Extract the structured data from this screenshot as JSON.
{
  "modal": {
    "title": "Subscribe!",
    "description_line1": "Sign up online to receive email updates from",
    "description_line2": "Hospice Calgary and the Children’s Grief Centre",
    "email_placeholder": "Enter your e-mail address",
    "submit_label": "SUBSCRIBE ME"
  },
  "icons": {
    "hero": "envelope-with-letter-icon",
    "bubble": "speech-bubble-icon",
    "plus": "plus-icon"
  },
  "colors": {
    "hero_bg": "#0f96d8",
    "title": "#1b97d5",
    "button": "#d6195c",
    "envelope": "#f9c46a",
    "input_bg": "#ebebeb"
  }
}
...
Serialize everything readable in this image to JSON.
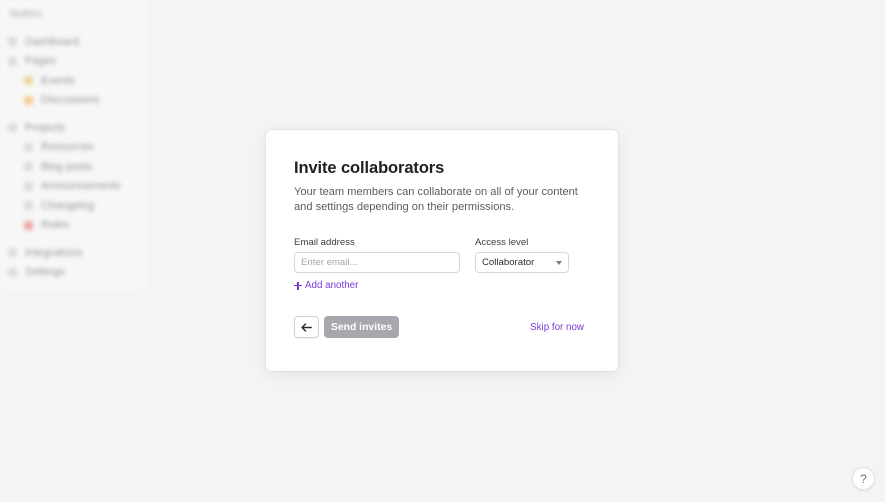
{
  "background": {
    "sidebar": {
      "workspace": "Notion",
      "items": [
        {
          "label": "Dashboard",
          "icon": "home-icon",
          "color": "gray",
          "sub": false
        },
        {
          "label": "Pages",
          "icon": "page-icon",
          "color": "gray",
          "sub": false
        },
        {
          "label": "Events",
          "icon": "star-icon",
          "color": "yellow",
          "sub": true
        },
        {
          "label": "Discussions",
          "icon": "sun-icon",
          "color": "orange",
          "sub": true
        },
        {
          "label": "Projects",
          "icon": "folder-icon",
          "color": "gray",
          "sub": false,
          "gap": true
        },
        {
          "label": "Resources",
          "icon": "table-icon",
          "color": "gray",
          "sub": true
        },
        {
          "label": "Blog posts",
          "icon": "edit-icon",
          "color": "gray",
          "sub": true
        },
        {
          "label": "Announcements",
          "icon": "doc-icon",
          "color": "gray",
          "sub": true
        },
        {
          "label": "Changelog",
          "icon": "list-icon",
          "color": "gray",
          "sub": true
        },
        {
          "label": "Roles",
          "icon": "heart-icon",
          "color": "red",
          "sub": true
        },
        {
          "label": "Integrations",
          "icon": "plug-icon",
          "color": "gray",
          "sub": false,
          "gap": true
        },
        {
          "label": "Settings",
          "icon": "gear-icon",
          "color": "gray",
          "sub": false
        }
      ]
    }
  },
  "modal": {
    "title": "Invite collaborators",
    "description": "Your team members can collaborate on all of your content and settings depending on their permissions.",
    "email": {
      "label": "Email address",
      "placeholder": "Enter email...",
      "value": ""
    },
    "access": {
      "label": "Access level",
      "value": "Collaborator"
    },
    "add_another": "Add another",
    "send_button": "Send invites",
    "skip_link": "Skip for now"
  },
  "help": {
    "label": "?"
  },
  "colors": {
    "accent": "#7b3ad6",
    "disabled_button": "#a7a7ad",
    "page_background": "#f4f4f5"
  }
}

§ **What the task requires**
Going through the entries above, report how many lines include the string "this". The number alone is the answer.

§ **Complete answer**
2